> _Task_: Write out the records that appear below, verbatim and complete, but without pictures.

> _Task input_:
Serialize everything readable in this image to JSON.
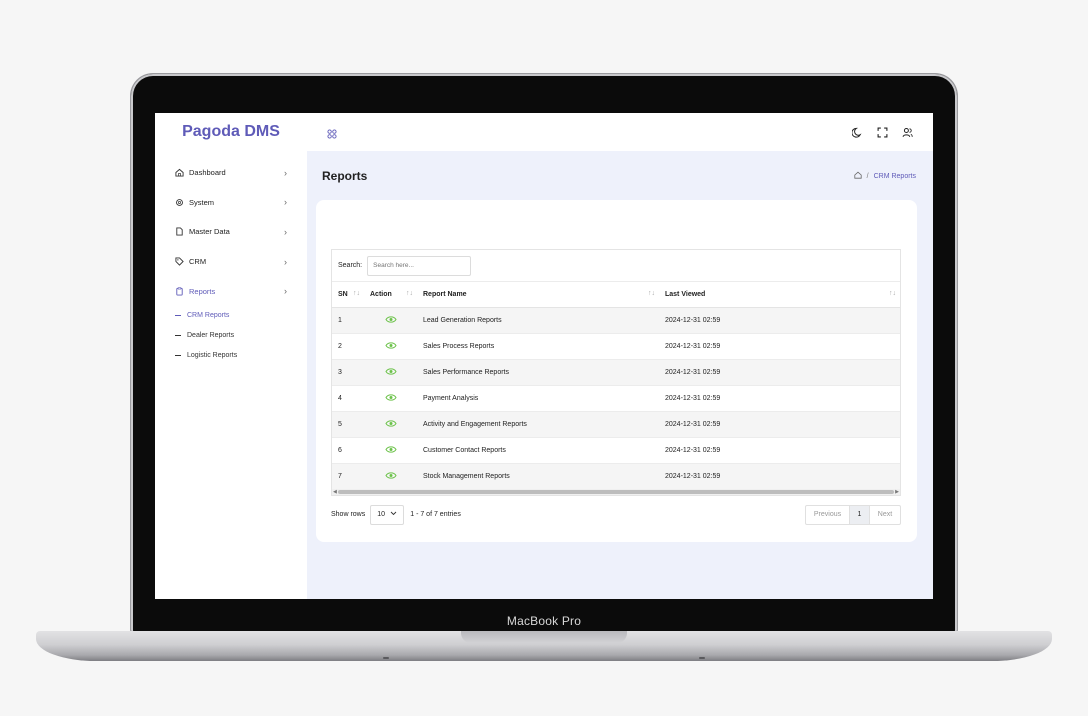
{
  "device": {
    "label": "MacBook Pro"
  },
  "app": {
    "brand": "Pagoda DMS"
  },
  "sidebar": {
    "items": [
      {
        "label": "Dashboard",
        "icon": "home-icon"
      },
      {
        "label": "System",
        "icon": "gear-icon"
      },
      {
        "label": "Master Data",
        "icon": "file-icon"
      },
      {
        "label": "CRM",
        "icon": "tag-icon"
      },
      {
        "label": "Reports",
        "icon": "clipboard-icon",
        "active": true
      }
    ],
    "subitems": [
      {
        "label": "CRM Reports",
        "active": true
      },
      {
        "label": "Dealer Reports"
      },
      {
        "label": "Logistic Reports"
      }
    ]
  },
  "topbar": {
    "icons": [
      "apps-icon",
      "moon-icon",
      "fullscreen-icon",
      "user-icon"
    ]
  },
  "page": {
    "title": "Reports",
    "breadcrumb": {
      "sep": "/",
      "current": "CRM Reports"
    }
  },
  "table": {
    "search_label": "Search:",
    "search_placeholder": "Search here...",
    "columns": [
      "SN",
      "Action",
      "Report Name",
      "Last Viewed"
    ],
    "rows": [
      {
        "sn": "1",
        "name": "Lead Generation Reports",
        "last": "2024-12-31 02:59"
      },
      {
        "sn": "2",
        "name": "Sales Process Reports",
        "last": "2024-12-31 02:59"
      },
      {
        "sn": "3",
        "name": "Sales Performance Reports",
        "last": "2024-12-31 02:59"
      },
      {
        "sn": "4",
        "name": "Payment Analysis",
        "last": "2024-12-31 02:59"
      },
      {
        "sn": "5",
        "name": "Activity and Engagement Reports",
        "last": "2024-12-31 02:59"
      },
      {
        "sn": "6",
        "name": "Customer Contact Reports",
        "last": "2024-12-31 02:59"
      },
      {
        "sn": "7",
        "name": "Stock Management Reports",
        "last": "2024-12-31 02:59"
      }
    ]
  },
  "footer": {
    "show_rows_label": "Show rows",
    "rows_value": "10",
    "entries_text": "1 - 7 of 7 entries",
    "prev_label": "Previous",
    "page": "1",
    "next_label": "Next"
  },
  "colors": {
    "accent": "#5f5bb8",
    "eye": "#6cc24a",
    "background": "#eef1fb"
  }
}
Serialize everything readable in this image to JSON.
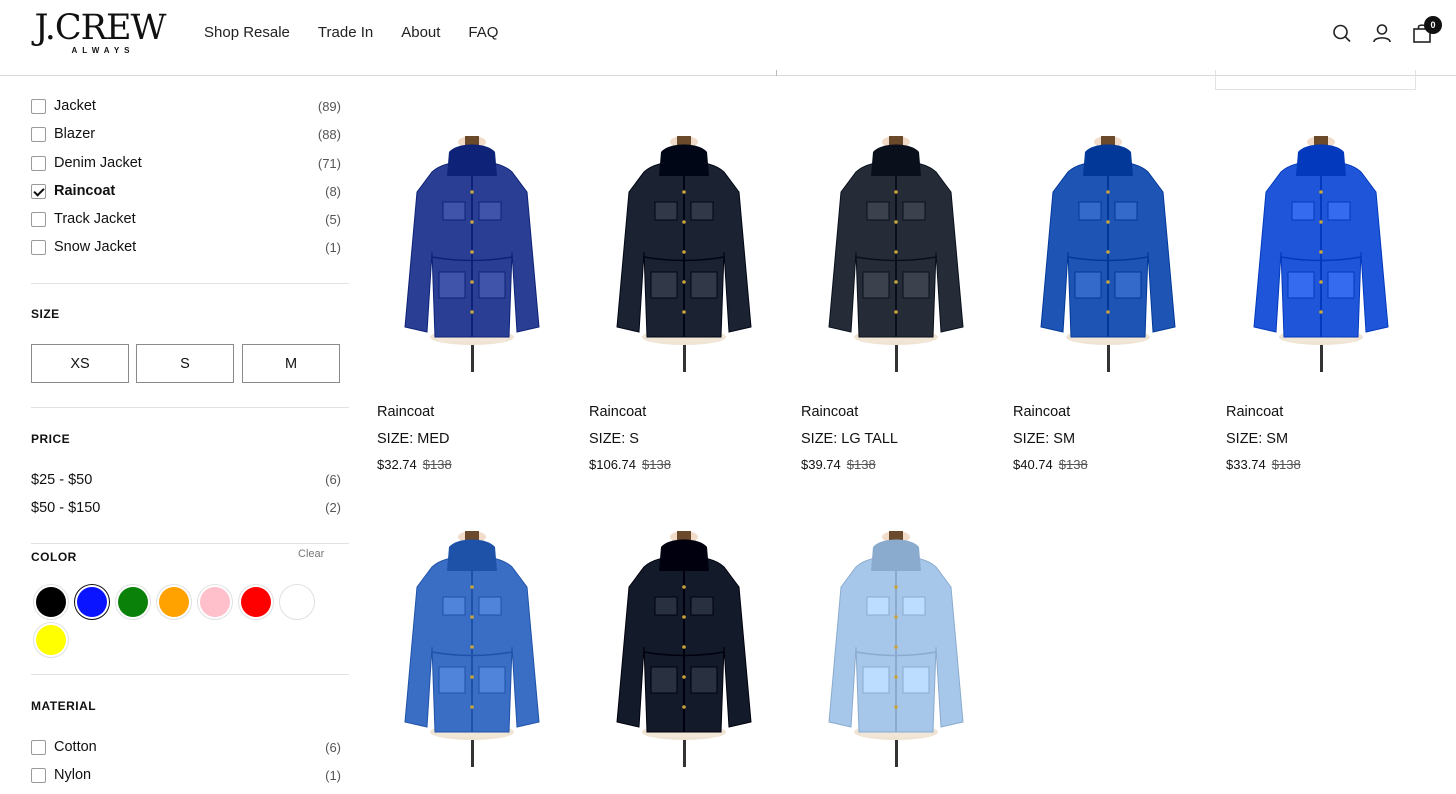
{
  "header": {
    "logo_main": "J.CREW",
    "logo_sub": "ALWAYS",
    "nav": [
      "Shop Resale",
      "Trade In",
      "About",
      "FAQ"
    ],
    "cart_count": "0",
    "icons": [
      "search-icon",
      "account-icon",
      "cart-icon"
    ]
  },
  "filters": {
    "category": [
      {
        "label": "Jacket",
        "count": "(89)",
        "checked": false
      },
      {
        "label": "Blazer",
        "count": "(88)",
        "checked": false
      },
      {
        "label": "Denim Jacket",
        "count": "(71)",
        "checked": false
      },
      {
        "label": "Raincoat",
        "count": "(8)",
        "checked": true
      },
      {
        "label": "Track Jacket",
        "count": "(5)",
        "checked": false
      },
      {
        "label": "Snow Jacket",
        "count": "(1)",
        "checked": false
      }
    ],
    "size": {
      "title": "SIZE",
      "options": [
        "XS",
        "S",
        "M"
      ]
    },
    "price": {
      "title": "PRICE",
      "options": [
        {
          "label": "$25 - $50",
          "count": "(6)"
        },
        {
          "label": "$50 - $150",
          "count": "(2)"
        }
      ]
    },
    "color": {
      "title": "COLOR",
      "clear": "Clear",
      "swatches": [
        {
          "name": "black",
          "hex": "#000000",
          "selected": false
        },
        {
          "name": "blue",
          "hex": "#0a14ff",
          "selected": true
        },
        {
          "name": "green",
          "hex": "#0a820a",
          "selected": false
        },
        {
          "name": "orange",
          "hex": "#ffa200",
          "selected": false
        },
        {
          "name": "pink",
          "hex": "#ffbfcb",
          "selected": false
        },
        {
          "name": "red",
          "hex": "#ff0000",
          "selected": false
        },
        {
          "name": "white",
          "hex": "#ffffff",
          "selected": false
        },
        {
          "name": "yellow",
          "hex": "#ffff00",
          "selected": false
        }
      ]
    },
    "material": {
      "title": "MATERIAL",
      "options": [
        {
          "label": "Cotton",
          "count": "(6)",
          "checked": false
        },
        {
          "label": "Nylon",
          "count": "(1)",
          "checked": false
        }
      ]
    }
  },
  "products": [
    {
      "title": "Raincoat",
      "size": "SIZE: MED",
      "price": "$32.74",
      "orig": "$138",
      "color": "#2a3f93"
    },
    {
      "title": "Raincoat",
      "size": "SIZE: S",
      "price": "$106.74",
      "orig": "$138",
      "color": "#1b2232"
    },
    {
      "title": "Raincoat",
      "size": "SIZE: LG TALL",
      "price": "$39.74",
      "orig": "$138",
      "color": "#252c38"
    },
    {
      "title": "Raincoat",
      "size": "SIZE: SM",
      "price": "$40.74",
      "orig": "$138",
      "color": "#1e55b5"
    },
    {
      "title": "Raincoat",
      "size": "SIZE: SM",
      "price": "$33.74",
      "orig": "$138",
      "color": "#1f55d8"
    },
    {
      "title": "",
      "size": "",
      "price": "",
      "orig": "",
      "color": "#3a6ec4"
    },
    {
      "title": "",
      "size": "",
      "price": "",
      "orig": "",
      "color": "#131a2a"
    },
    {
      "title": "",
      "size": "",
      "price": "",
      "orig": "",
      "color": "#a6c7ea"
    }
  ]
}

> _Answer for this exercise_:
Serialize everything readable in this image to JSON.
{
  "device": {
    "label": "MacBook Pro"
  },
  "app": {
    "brand": "Pagoda DMS"
  },
  "sidebar": {
    "items": [
      {
        "label": "Dashboard",
        "icon": "home-icon"
      },
      {
        "label": "System",
        "icon": "gear-icon"
      },
      {
        "label": "Master Data",
        "icon": "file-icon"
      },
      {
        "label": "CRM",
        "icon": "tag-icon"
      },
      {
        "label": "Reports",
        "icon": "clipboard-icon",
        "active": true
      }
    ],
    "subitems": [
      {
        "label": "CRM Reports",
        "active": true
      },
      {
        "label": "Dealer Reports"
      },
      {
        "label": "Logistic Reports"
      }
    ]
  },
  "topbar": {
    "icons": [
      "apps-icon",
      "moon-icon",
      "fullscreen-icon",
      "user-icon"
    ]
  },
  "page": {
    "title": "Reports",
    "breadcrumb": {
      "sep": "/",
      "current": "CRM Reports"
    }
  },
  "table": {
    "search_label": "Search:",
    "search_placeholder": "Search here...",
    "columns": [
      "SN",
      "Action",
      "Report Name",
      "Last Viewed"
    ],
    "rows": [
      {
        "sn": "1",
        "name": "Lead Generation Reports",
        "last": "2024-12-31 02:59"
      },
      {
        "sn": "2",
        "name": "Sales Process Reports",
        "last": "2024-12-31 02:59"
      },
      {
        "sn": "3",
        "name": "Sales Performance Reports",
        "last": "2024-12-31 02:59"
      },
      {
        "sn": "4",
        "name": "Payment Analysis",
        "last": "2024-12-31 02:59"
      },
      {
        "sn": "5",
        "name": "Activity and Engagement Reports",
        "last": "2024-12-31 02:59"
      },
      {
        "sn": "6",
        "name": "Customer Contact Reports",
        "last": "2024-12-31 02:59"
      },
      {
        "sn": "7",
        "name": "Stock Management Reports",
        "last": "2024-12-31 02:59"
      }
    ]
  },
  "footer": {
    "show_rows_label": "Show rows",
    "rows_value": "10",
    "entries_text": "1 - 7 of 7 entries",
    "prev_label": "Previous",
    "page": "1",
    "next_label": "Next"
  },
  "colors": {
    "accent": "#5f5bb8",
    "eye": "#6cc24a",
    "background": "#eef1fb"
  }
}
Serialize everything readable in this image to JSON.
{
  "header": {
    "logo_main": "J.CREW",
    "logo_sub": "ALWAYS",
    "nav": [
      "Shop Resale",
      "Trade In",
      "About",
      "FAQ"
    ],
    "cart_count": "0",
    "icons": [
      "search-icon",
      "account-icon",
      "cart-icon"
    ]
  },
  "filters": {
    "category": [
      {
        "label": "Jacket",
        "count": "(89)",
        "checked": false
      },
      {
        "label": "Blazer",
        "count": "(88)",
        "checked": false
      },
      {
        "label": "Denim Jacket",
        "count": "(71)",
        "checked": false
      },
      {
        "label": "Raincoat",
        "count": "(8)",
        "checked": true
      },
      {
        "label": "Track Jacket",
        "count": "(5)",
        "checked": false
      },
      {
        "label": "Snow Jacket",
        "count": "(1)",
        "checked": false
      }
    ],
    "size": {
      "title": "SIZE",
      "options": [
        "XS",
        "S",
        "M"
      ]
    },
    "price": {
      "title": "PRICE",
      "options": [
        {
          "label": "$25 - $50",
          "count": "(6)"
        },
        {
          "label": "$50 - $150",
          "count": "(2)"
        }
      ]
    },
    "color": {
      "title": "COLOR",
      "clear": "Clear",
      "swatches": [
        {
          "name": "black",
          "hex": "#000000",
          "selected": false
        },
        {
          "name": "blue",
          "hex": "#0a14ff",
          "selected": true
        },
        {
          "name": "green",
          "hex": "#0a820a",
          "selected": false
        },
        {
          "name": "orange",
          "hex": "#ffa200",
          "selected": false
        },
        {
          "name": "pink",
          "hex": "#ffbfcb",
          "selected": false
        },
        {
          "name": "red",
          "hex": "#ff0000",
          "selected": false
        },
        {
          "name": "white",
          "hex": "#ffffff",
          "selected": false
        },
        {
          "name": "yellow",
          "hex": "#ffff00",
          "selected": false
        }
      ]
    },
    "material": {
      "title": "MATERIAL",
      "options": [
        {
          "label": "Cotton",
          "count": "(6)",
          "checked": false
        },
        {
          "label": "Nylon",
          "count": "(1)",
          "checked": false
        }
      ]
    }
  },
  "products": [
    {
      "title": "Raincoat",
      "size": "SIZE: MED",
      "price": "$32.74",
      "orig": "$138",
      "color": "#2a3f93"
    },
    {
      "title": "Raincoat",
      "size": "SIZE: S",
      "price": "$106.74",
      "orig": "$138",
      "color": "#1b2232"
    },
    {
      "title": "Raincoat",
      "size": "SIZE: LG TALL",
      "price": "$39.74",
      "orig": "$138",
      "color": "#252c38"
    },
    {
      "title": "Raincoat",
      "size": "SIZE: SM",
      "price": "$40.74",
      "orig": "$138",
      "color": "#1e55b5"
    },
    {
      "title": "Raincoat",
      "size": "SIZE: SM",
      "price": "$33.74",
      "orig": "$138",
      "color": "#1f55d8"
    },
    {
      "title": "",
      "size": "",
      "price": "",
      "orig": "",
      "color": "#3a6ec4"
    },
    {
      "title": "",
      "size": "",
      "price": "",
      "orig": "",
      "color": "#131a2a"
    },
    {
      "title": "",
      "size": "",
      "price": "",
      "orig": "",
      "color": "#a6c7ea"
    }
  ]
}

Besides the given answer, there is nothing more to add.